* Task *
Scan the listing below and copy every line holding "Equipment".

* Provided records *
****************

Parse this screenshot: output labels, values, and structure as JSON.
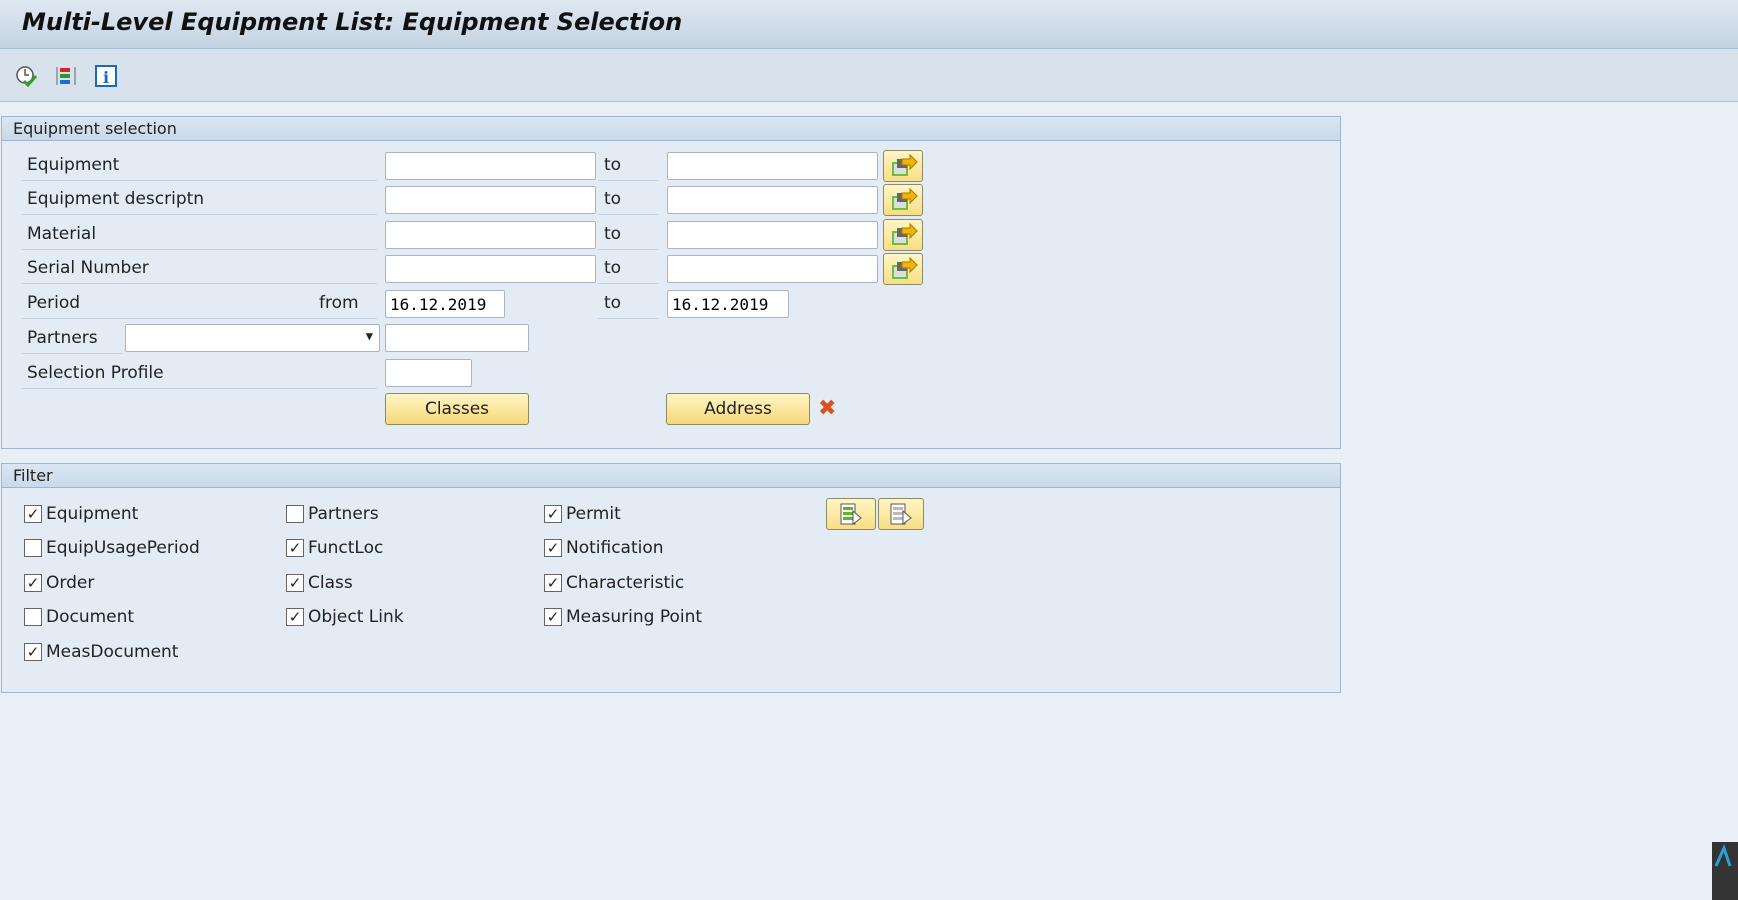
{
  "title": "Multi-Level Equipment List: Equipment Selection",
  "toolbar": {
    "icons": [
      "execute-icon",
      "selection-options-icon",
      "info-icon"
    ]
  },
  "selection": {
    "header": "Equipment selection",
    "to_label": "to",
    "from_label": "from",
    "rows": [
      {
        "label": "Equipment",
        "from": "",
        "to": ""
      },
      {
        "label": "Equipment descriptn",
        "from": "",
        "to": ""
      },
      {
        "label": "Material",
        "from": "",
        "to": ""
      },
      {
        "label": "Serial Number",
        "from": "",
        "to": ""
      }
    ],
    "period": {
      "label": "Period",
      "from": "16.12.2019",
      "to": "16.12.2019"
    },
    "partners": {
      "label": "Partners",
      "role": "",
      "value": ""
    },
    "profile": {
      "label": "Selection Profile",
      "value": ""
    },
    "classes_button": "Classes",
    "address_button": "Address"
  },
  "filter": {
    "header": "Filter",
    "items": [
      {
        "label": "Equipment",
        "checked": true
      },
      {
        "label": "EquipUsagePeriod",
        "checked": false
      },
      {
        "label": "Order",
        "checked": true
      },
      {
        "label": "Document",
        "checked": false
      },
      {
        "label": "MeasDocument",
        "checked": true
      },
      {
        "label": "Partners",
        "checked": false
      },
      {
        "label": "FunctLoc",
        "checked": true
      },
      {
        "label": "Class",
        "checked": true
      },
      {
        "label": "Object Link",
        "checked": true
      },
      {
        "label": "Permit",
        "checked": true
      },
      {
        "label": "Notification",
        "checked": true
      },
      {
        "label": "Characteristic",
        "checked": true
      },
      {
        "label": "Measuring Point",
        "checked": true
      }
    ]
  },
  "colors": {
    "button": "#f8de84",
    "panel": "#e3ecf5",
    "accent_icon": "#f0a800"
  }
}
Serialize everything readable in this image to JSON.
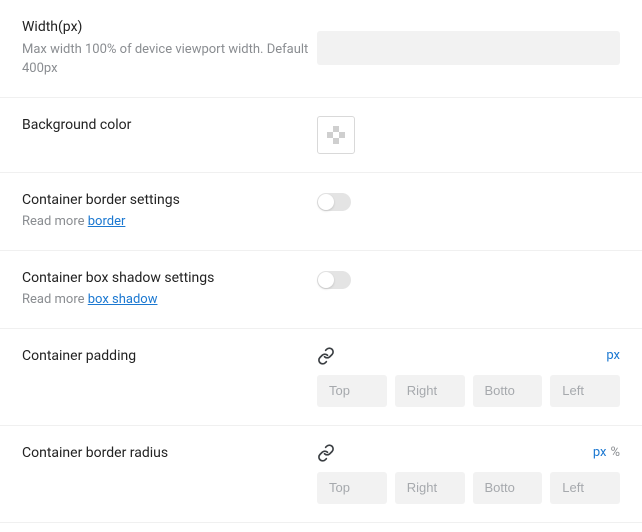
{
  "width": {
    "label": "Width(px)",
    "hint": "Max width 100% of device viewport width. Default 400px",
    "value": ""
  },
  "bgcolor": {
    "label": "Background color"
  },
  "border": {
    "label": "Container border settings",
    "hint_prefix": "Read more ",
    "hint_link": "border",
    "on": false
  },
  "boxshadow": {
    "label": "Container box shadow settings",
    "hint_prefix": "Read more ",
    "hint_link": "box shadow",
    "on": false
  },
  "padding": {
    "label": "Container padding",
    "units": {
      "px": "px"
    },
    "placeholders": {
      "top": "Top",
      "right": "Right",
      "bottom": "Botto",
      "left": "Left"
    }
  },
  "radius": {
    "label": "Container border radius",
    "units": {
      "px": "px",
      "pct": "%"
    },
    "placeholders": {
      "top": "Top",
      "right": "Right",
      "bottom": "Botto",
      "left": "Left"
    }
  }
}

****************

* Task result *
  "title": "Multi-Level Equipment List: Equipment Selection",
    "header": "Equipment selection",
        "label": "Equipment",
        "label": "Equipment descriptn",
        "label": "Equipment",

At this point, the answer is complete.